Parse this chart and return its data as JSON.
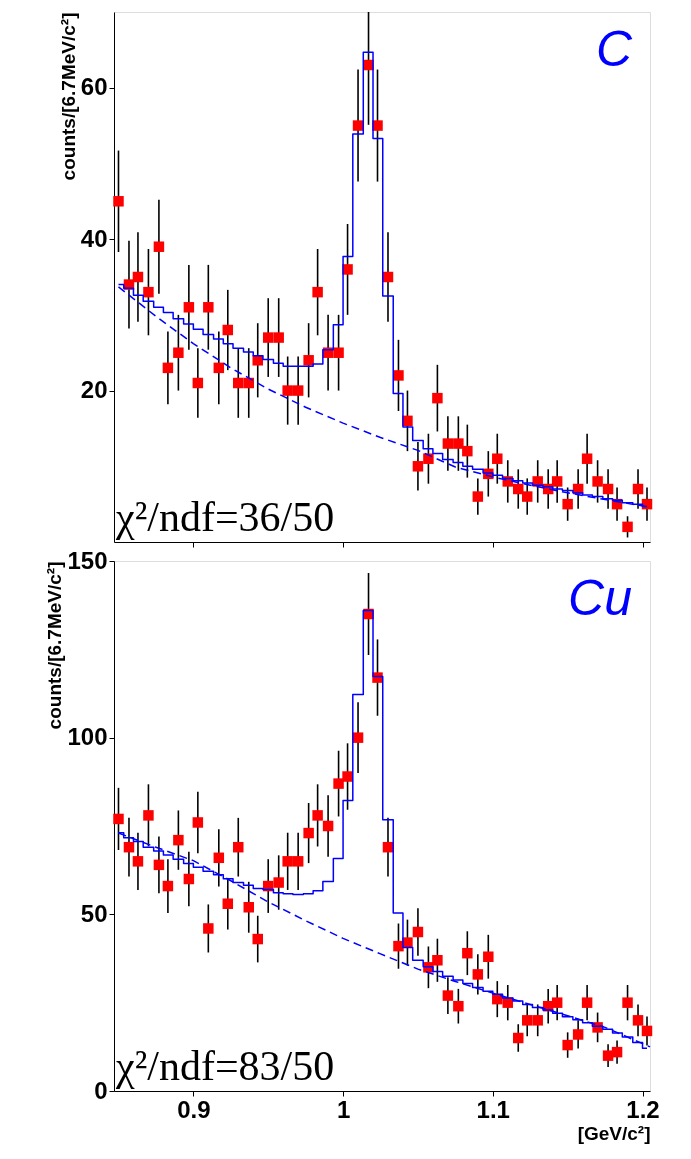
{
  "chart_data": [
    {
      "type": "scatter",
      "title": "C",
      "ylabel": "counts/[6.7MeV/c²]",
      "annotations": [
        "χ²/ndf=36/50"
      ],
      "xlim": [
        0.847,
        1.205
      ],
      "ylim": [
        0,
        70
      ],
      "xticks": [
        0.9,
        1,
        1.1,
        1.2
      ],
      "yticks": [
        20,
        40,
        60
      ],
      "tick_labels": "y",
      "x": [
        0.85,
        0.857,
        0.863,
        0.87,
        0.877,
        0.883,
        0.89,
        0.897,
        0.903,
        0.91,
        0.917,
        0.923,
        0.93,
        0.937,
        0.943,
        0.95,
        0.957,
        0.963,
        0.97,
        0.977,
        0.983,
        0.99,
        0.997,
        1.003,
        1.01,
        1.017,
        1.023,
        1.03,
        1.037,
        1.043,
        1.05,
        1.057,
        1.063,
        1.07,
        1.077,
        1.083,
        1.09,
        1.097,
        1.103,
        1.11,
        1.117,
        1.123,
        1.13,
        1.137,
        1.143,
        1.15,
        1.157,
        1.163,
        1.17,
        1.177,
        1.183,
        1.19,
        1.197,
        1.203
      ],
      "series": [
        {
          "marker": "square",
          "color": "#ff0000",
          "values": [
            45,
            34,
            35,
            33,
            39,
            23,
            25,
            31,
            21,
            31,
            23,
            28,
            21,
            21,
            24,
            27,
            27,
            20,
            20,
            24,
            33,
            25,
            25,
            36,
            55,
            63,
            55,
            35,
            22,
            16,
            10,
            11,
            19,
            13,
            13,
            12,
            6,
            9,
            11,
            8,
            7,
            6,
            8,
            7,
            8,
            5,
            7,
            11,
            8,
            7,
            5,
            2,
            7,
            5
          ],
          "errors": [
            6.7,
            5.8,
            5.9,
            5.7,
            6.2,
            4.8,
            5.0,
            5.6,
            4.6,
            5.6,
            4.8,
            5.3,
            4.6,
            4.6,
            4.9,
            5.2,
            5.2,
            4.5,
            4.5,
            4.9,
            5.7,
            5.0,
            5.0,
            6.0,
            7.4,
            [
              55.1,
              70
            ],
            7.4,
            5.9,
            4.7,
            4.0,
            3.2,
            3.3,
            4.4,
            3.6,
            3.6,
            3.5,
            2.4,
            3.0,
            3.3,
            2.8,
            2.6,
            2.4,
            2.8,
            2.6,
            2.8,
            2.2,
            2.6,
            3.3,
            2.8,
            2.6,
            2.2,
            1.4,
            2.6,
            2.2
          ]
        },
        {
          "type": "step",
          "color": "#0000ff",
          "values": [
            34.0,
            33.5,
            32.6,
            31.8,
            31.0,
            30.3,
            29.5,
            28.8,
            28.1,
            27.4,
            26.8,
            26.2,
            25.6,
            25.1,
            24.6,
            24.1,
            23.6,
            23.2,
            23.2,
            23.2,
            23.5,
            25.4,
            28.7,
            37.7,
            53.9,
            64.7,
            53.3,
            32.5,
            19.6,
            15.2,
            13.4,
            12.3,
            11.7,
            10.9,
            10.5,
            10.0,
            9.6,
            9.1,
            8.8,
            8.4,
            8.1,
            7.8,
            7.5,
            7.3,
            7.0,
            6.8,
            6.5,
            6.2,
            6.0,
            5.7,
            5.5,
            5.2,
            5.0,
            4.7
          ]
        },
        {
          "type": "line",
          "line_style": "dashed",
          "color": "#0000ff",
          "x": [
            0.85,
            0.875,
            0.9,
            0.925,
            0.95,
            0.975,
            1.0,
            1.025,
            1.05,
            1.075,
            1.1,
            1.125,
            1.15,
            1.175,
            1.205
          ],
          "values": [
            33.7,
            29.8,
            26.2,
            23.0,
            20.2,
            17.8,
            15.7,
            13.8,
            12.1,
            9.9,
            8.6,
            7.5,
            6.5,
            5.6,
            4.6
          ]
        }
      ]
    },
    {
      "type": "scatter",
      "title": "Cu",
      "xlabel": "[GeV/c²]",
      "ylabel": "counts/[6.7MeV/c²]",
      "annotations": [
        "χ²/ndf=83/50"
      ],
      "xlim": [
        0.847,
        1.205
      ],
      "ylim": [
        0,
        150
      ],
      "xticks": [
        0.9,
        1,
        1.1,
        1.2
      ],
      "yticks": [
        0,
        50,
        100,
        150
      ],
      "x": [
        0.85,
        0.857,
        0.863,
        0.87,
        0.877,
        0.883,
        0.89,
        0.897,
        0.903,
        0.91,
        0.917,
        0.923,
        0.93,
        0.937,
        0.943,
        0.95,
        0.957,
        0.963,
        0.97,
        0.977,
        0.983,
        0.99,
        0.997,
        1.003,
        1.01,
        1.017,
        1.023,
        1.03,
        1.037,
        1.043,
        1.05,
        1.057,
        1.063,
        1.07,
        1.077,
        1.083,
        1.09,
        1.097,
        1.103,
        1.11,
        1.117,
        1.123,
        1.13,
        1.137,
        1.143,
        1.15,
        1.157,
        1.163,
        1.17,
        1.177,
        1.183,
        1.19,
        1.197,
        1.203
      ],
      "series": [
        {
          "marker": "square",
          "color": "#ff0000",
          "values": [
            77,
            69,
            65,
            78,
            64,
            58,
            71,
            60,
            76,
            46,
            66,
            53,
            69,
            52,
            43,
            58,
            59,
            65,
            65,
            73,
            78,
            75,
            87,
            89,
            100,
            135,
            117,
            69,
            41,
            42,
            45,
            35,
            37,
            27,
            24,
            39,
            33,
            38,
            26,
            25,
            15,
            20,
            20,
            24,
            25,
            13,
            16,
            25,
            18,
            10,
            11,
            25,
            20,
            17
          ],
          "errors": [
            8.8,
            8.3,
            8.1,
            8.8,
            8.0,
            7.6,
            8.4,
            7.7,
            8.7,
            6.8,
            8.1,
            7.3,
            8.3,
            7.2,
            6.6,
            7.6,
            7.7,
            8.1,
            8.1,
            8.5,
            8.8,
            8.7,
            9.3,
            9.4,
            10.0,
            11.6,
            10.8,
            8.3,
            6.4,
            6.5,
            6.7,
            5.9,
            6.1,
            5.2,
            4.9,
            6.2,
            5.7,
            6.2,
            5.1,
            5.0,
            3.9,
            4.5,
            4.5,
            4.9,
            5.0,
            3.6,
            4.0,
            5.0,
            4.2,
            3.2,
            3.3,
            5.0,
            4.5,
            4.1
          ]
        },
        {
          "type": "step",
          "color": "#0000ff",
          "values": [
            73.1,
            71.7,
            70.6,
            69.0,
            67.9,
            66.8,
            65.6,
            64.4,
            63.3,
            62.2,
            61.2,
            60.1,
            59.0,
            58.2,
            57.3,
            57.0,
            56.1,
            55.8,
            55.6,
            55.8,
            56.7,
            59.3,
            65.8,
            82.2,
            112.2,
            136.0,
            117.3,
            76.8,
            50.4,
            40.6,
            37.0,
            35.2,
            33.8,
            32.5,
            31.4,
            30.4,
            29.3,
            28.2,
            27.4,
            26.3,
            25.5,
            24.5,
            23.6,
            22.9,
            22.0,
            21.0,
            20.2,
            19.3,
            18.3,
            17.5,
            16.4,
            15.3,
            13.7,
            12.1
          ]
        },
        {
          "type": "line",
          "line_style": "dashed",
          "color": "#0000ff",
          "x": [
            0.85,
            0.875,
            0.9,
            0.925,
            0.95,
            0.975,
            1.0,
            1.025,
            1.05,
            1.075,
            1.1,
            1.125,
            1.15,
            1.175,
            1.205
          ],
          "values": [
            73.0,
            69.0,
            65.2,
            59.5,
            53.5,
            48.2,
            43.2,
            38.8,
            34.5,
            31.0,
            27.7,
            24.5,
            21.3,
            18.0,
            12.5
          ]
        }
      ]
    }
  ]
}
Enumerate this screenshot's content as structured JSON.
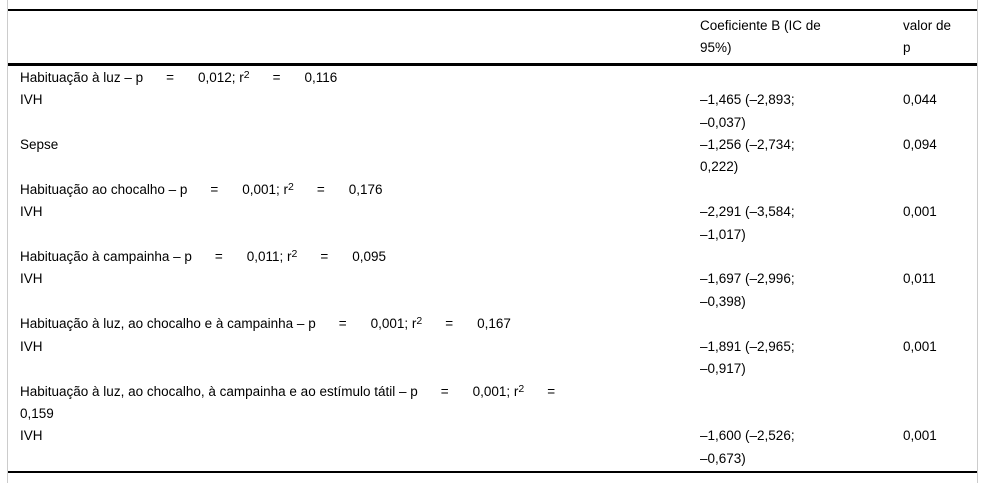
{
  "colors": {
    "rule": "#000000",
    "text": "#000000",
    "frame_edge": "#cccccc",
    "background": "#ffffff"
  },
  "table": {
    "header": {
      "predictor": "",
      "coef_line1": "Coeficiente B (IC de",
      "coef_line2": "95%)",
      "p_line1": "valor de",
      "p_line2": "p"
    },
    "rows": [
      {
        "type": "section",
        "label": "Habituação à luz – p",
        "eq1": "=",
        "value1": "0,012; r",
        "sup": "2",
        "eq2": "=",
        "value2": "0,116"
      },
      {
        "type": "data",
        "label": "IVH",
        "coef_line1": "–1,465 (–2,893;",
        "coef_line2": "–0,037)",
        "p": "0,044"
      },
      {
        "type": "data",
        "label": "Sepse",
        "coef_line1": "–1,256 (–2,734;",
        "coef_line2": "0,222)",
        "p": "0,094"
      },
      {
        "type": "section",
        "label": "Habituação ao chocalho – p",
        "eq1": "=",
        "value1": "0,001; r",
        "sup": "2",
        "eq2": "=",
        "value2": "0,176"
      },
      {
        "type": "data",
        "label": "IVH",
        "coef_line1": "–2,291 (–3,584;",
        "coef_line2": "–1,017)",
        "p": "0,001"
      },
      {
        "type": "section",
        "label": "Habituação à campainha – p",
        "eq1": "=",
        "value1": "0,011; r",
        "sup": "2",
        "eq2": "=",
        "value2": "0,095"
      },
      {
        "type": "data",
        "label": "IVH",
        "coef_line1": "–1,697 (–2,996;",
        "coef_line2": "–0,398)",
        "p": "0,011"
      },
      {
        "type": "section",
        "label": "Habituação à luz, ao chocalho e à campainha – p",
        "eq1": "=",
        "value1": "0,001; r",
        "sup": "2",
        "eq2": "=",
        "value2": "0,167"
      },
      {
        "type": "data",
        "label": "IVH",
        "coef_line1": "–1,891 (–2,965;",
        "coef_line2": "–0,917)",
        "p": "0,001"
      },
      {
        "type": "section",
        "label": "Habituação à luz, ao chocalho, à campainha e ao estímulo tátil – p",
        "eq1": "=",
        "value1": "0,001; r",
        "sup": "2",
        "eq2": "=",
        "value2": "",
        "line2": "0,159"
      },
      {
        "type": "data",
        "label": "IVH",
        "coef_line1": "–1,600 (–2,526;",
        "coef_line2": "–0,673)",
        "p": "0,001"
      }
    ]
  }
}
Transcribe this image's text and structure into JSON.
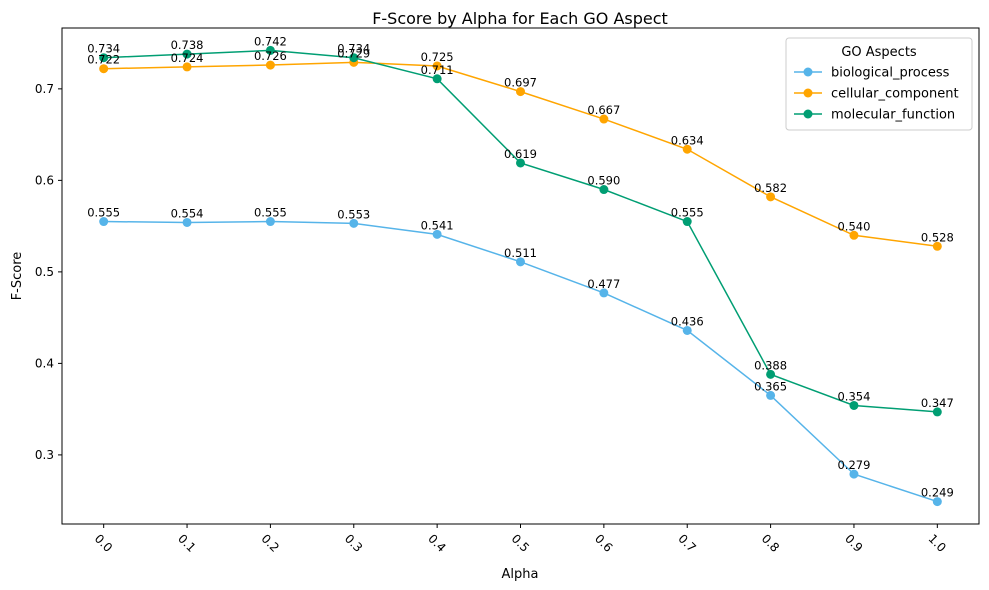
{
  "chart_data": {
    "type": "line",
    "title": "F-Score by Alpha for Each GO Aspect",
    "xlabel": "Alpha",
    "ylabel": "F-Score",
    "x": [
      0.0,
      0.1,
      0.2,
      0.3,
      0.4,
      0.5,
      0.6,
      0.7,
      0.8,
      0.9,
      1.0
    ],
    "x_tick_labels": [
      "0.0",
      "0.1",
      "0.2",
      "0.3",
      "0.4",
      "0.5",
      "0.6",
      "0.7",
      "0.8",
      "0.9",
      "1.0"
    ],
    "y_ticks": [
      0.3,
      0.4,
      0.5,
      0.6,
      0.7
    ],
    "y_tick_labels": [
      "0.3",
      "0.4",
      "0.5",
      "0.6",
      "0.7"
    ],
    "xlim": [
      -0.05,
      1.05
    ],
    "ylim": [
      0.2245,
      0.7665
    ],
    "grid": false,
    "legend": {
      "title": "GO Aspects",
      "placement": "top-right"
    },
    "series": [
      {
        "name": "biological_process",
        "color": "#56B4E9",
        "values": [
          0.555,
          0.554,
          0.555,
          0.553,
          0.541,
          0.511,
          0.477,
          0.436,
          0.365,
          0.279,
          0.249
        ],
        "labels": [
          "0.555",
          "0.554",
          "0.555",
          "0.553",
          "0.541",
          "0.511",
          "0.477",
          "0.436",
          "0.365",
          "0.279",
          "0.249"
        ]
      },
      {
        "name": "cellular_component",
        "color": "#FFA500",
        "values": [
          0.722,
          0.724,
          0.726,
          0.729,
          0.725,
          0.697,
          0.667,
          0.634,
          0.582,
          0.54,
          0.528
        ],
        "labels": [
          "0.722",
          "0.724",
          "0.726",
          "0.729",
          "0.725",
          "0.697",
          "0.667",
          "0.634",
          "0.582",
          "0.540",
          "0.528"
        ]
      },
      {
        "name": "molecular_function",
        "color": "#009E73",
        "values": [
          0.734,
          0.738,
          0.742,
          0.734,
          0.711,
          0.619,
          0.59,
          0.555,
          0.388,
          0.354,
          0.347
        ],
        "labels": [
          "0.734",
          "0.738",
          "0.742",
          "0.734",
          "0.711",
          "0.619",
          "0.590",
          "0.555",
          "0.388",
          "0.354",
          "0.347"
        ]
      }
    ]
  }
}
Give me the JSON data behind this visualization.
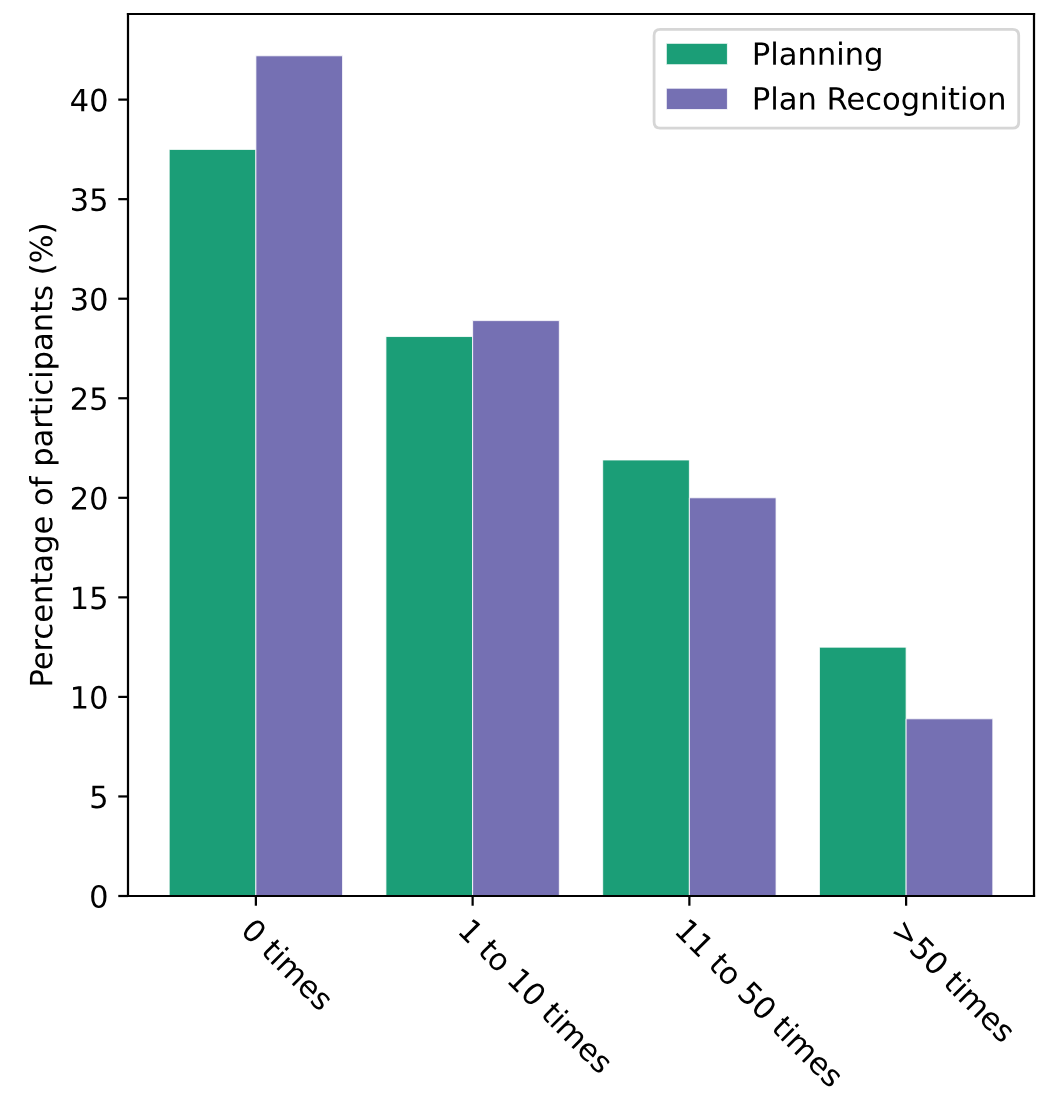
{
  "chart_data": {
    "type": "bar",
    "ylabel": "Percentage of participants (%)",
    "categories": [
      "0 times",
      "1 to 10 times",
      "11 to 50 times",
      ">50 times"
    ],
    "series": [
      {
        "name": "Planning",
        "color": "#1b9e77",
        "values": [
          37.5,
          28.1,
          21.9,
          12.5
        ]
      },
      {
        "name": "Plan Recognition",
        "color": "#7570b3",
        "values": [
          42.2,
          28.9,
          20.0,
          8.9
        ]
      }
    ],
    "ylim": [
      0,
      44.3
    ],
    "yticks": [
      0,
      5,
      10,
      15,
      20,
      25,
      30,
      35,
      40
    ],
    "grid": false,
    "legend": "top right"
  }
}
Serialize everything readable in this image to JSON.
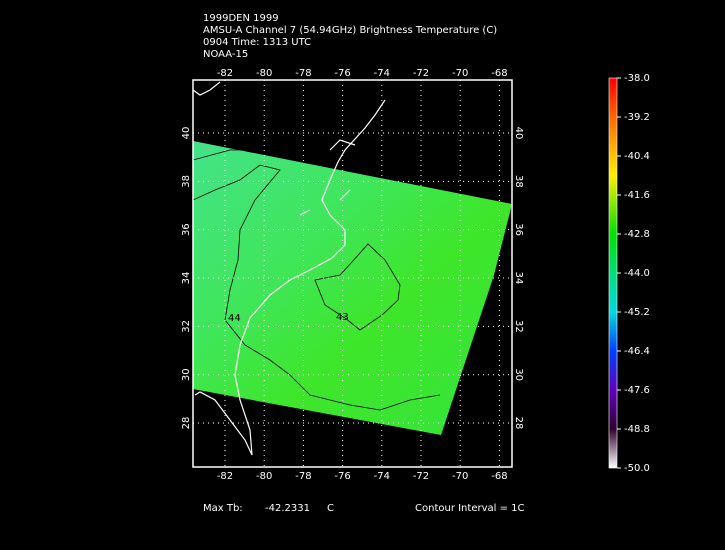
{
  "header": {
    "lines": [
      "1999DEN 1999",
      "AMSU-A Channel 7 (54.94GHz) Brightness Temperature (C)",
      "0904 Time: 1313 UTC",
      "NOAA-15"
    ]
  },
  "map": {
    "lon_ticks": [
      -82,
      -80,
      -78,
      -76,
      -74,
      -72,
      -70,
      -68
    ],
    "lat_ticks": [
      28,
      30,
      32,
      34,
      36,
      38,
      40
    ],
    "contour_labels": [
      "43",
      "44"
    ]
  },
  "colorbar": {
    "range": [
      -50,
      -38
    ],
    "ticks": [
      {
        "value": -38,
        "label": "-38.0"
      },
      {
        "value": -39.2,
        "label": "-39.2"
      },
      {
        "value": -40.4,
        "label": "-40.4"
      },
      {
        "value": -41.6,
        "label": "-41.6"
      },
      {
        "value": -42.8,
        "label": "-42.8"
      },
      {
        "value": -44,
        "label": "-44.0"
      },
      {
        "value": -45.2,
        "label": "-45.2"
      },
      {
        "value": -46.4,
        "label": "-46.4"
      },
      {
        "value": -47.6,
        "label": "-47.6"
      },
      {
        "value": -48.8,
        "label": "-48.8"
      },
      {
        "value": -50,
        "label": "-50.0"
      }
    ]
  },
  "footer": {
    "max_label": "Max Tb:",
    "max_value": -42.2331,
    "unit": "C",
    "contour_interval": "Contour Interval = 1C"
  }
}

☆ ☆ ☆ ☆ ☆

→ **The problem**: Show all lines in the entries above where the word "campainha" appears.

→ **Exercise response**:
        "label": "Habituação à campainha – p",
        "label": "Habituação à luz, ao chocalho e à campainha – p",
        "label": "Habituação à luz, ao chocalho, à campainha e ao estímulo tátil – p",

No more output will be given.